WHAT NEEDS TO BE DONE: State the number of lines in these records that include the word "JSON", and add nothing to it.

INFORMATION GIVEN:
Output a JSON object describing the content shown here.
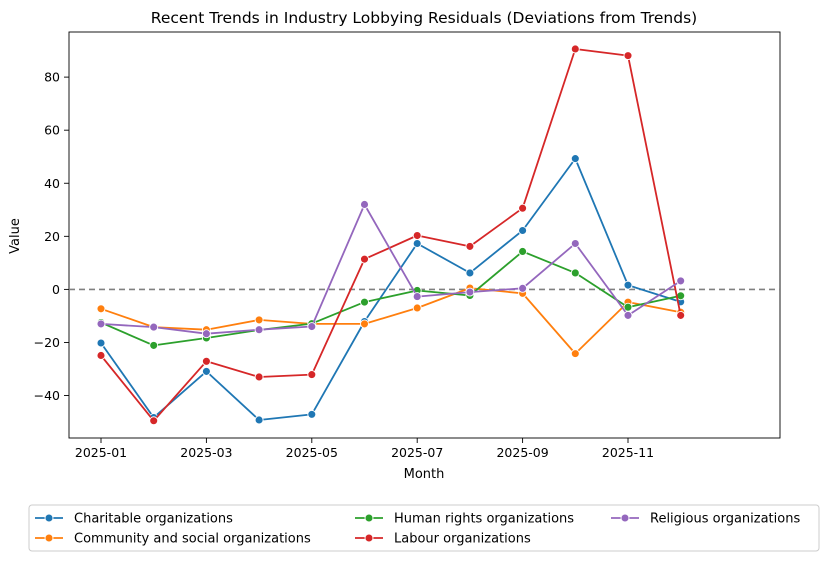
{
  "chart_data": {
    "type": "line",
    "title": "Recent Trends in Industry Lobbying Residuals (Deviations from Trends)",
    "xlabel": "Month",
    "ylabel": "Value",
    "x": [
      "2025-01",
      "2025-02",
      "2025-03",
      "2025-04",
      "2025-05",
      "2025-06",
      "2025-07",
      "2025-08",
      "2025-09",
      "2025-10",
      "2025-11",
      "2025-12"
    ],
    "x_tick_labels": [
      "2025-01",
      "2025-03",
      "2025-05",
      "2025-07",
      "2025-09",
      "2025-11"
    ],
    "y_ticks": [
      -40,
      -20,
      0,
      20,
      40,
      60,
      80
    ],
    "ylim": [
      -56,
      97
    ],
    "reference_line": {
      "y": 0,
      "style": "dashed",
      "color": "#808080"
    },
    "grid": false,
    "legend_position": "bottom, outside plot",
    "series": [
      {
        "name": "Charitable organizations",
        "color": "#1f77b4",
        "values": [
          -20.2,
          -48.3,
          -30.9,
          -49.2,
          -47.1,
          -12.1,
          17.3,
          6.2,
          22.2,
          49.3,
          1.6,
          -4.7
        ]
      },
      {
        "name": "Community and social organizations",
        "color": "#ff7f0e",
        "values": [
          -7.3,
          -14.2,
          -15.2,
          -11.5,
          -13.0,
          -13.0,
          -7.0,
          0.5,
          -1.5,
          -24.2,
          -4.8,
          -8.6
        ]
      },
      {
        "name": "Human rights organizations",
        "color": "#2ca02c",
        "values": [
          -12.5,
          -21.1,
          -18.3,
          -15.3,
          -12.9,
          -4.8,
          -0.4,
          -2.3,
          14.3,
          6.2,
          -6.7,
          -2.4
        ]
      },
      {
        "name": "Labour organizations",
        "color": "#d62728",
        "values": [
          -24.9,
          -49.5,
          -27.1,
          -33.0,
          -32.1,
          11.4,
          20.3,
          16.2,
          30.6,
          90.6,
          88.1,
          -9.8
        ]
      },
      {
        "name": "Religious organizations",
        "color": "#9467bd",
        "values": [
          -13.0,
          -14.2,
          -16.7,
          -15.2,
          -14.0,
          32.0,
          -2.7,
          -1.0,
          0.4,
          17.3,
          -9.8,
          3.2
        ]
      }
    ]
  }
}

...

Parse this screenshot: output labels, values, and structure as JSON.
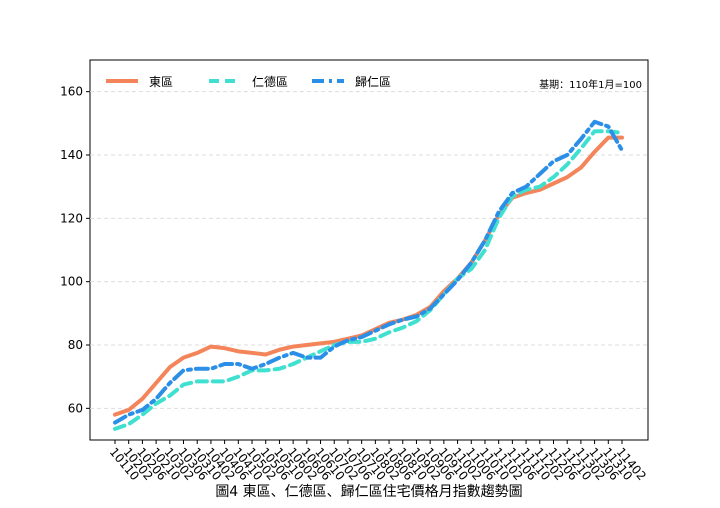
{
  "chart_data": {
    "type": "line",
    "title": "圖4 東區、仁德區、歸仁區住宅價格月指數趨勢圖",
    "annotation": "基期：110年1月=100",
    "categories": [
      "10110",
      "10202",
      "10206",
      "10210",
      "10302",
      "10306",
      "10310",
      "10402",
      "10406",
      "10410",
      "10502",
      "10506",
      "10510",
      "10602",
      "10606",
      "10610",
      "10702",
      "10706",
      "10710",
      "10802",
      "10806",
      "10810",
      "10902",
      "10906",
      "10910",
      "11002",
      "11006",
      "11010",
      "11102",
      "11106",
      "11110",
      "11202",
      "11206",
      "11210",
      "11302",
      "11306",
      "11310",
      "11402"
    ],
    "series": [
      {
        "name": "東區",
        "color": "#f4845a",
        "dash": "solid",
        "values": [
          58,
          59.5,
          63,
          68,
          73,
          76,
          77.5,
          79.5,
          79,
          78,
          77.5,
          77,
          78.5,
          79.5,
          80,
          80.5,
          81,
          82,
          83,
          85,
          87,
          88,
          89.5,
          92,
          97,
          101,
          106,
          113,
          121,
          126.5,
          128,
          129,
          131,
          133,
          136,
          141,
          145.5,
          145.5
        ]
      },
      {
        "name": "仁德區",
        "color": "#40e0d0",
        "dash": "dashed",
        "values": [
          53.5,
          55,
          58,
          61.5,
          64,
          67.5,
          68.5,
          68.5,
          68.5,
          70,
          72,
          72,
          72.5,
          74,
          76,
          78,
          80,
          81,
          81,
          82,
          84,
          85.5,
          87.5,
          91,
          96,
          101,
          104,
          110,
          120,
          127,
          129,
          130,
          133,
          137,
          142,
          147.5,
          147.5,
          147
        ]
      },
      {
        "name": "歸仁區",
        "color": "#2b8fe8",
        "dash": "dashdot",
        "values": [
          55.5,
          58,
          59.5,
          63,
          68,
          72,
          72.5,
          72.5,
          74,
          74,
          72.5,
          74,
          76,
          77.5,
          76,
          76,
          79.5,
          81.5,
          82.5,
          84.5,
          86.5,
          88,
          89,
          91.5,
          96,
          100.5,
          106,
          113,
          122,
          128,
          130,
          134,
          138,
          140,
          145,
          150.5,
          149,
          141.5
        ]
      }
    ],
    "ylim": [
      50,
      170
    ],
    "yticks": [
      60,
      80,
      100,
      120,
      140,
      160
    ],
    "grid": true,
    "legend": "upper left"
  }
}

ANSWER TO THIS TASK: 2